::: Source material :::

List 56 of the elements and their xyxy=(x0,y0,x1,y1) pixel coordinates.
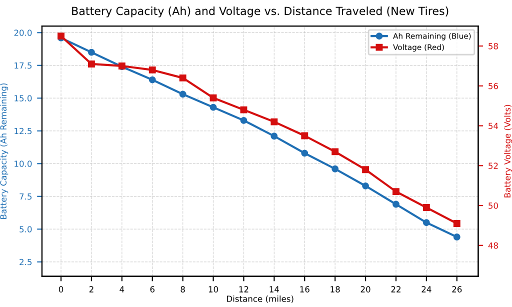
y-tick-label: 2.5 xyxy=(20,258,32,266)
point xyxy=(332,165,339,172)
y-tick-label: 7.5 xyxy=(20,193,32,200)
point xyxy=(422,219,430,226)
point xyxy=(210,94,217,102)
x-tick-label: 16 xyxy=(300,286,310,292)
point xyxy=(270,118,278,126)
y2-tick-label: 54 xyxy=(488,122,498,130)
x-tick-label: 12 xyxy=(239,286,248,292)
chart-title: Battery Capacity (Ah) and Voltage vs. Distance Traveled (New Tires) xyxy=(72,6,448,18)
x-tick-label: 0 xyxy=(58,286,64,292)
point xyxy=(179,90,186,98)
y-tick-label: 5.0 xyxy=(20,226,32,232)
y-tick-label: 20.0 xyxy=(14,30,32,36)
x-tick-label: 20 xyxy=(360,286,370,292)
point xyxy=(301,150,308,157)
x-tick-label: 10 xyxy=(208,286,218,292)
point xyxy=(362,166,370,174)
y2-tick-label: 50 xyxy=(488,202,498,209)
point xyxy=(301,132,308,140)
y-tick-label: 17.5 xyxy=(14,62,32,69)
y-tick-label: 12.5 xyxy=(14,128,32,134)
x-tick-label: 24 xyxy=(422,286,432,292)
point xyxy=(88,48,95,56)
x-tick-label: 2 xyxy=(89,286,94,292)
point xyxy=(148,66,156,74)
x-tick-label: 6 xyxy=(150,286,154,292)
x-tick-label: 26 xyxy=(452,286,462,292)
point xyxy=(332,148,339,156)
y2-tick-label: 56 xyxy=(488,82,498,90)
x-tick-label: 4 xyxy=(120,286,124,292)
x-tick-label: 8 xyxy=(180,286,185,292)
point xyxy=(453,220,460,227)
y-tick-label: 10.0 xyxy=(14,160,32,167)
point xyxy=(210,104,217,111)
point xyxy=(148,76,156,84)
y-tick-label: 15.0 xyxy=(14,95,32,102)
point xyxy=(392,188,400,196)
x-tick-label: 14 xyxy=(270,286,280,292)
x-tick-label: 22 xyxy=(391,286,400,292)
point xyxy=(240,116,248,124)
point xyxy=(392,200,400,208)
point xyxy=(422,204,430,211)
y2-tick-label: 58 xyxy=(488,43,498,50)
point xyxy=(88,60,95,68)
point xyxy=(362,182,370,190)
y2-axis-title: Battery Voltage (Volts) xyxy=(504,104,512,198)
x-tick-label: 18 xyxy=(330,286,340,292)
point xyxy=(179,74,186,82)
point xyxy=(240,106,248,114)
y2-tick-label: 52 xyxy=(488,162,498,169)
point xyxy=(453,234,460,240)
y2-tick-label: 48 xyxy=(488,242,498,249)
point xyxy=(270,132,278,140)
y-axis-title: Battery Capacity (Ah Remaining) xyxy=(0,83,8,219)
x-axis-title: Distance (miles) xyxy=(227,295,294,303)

:::

**The request**
Reproduce each of the entries above character for character, leaving out the pictures.

**The response**
List 56 of the elements and their xyxy=(x0,y0,x1,y1) pixel coordinates.
y-tick-label: 2.5 xyxy=(20,258,32,266)
point xyxy=(332,165,339,172)
y-tick-label: 7.5 xyxy=(20,193,32,200)
point xyxy=(422,219,430,226)
point xyxy=(210,94,217,102)
x-tick-label: 16 xyxy=(300,286,310,292)
point xyxy=(270,118,278,126)
y2-tick-label: 54 xyxy=(488,122,498,130)
x-tick-label: 12 xyxy=(239,286,248,292)
chart-title: Battery Capacity (Ah) and Voltage vs. Distance Traveled (New Tires) xyxy=(72,6,448,18)
x-tick-label: 0 xyxy=(58,286,64,292)
point xyxy=(179,90,186,98)
y-tick-label: 5.0 xyxy=(20,226,32,232)
y-tick-label: 20.0 xyxy=(14,30,32,36)
x-tick-label: 20 xyxy=(360,286,370,292)
point xyxy=(301,150,308,157)
x-tick-label: 10 xyxy=(208,286,218,292)
point xyxy=(362,166,370,174)
y2-tick-label: 50 xyxy=(488,202,498,209)
point xyxy=(301,132,308,140)
y-tick-label: 17.5 xyxy=(14,62,32,69)
y-tick-label: 12.5 xyxy=(14,128,32,134)
x-tick-label: 24 xyxy=(422,286,432,292)
point xyxy=(88,48,95,56)
x-tick-label: 2 xyxy=(89,286,94,292)
point xyxy=(148,66,156,74)
x-tick-label: 6 xyxy=(150,286,154,292)
x-tick-label: 26 xyxy=(452,286,462,292)
point xyxy=(332,148,339,156)
y2-tick-label: 56 xyxy=(488,82,498,90)
x-tick-label: 4 xyxy=(120,286,124,292)
x-tick-label: 8 xyxy=(180,286,185,292)
point xyxy=(453,220,460,227)
y-tick-label: 10.0 xyxy=(14,160,32,167)
point xyxy=(210,104,217,111)
point xyxy=(148,76,156,84)
y-tick-label: 15.0 xyxy=(14,95,32,102)
point xyxy=(392,188,400,196)
x-tick-label: 14 xyxy=(270,286,280,292)
x-tick-label: 22 xyxy=(391,286,400,292)
point xyxy=(240,116,248,124)
point xyxy=(392,200,400,208)
point xyxy=(422,204,430,211)
y2-tick-label: 58 xyxy=(488,43,498,50)
point xyxy=(88,60,95,68)
point xyxy=(362,182,370,190)
y2-axis-title: Battery Voltage (Volts) xyxy=(504,104,512,198)
x-tick-label: 18 xyxy=(330,286,340,292)
point xyxy=(179,74,186,82)
point xyxy=(240,106,248,114)
y2-tick-label: 52 xyxy=(488,162,498,169)
point xyxy=(453,234,460,240)
y2-tick-label: 48 xyxy=(488,242,498,249)
point xyxy=(270,132,278,140)
y-axis-title: Battery Capacity (Ah Remaining) xyxy=(0,83,8,219)
x-axis-title: Distance (miles) xyxy=(227,295,294,303)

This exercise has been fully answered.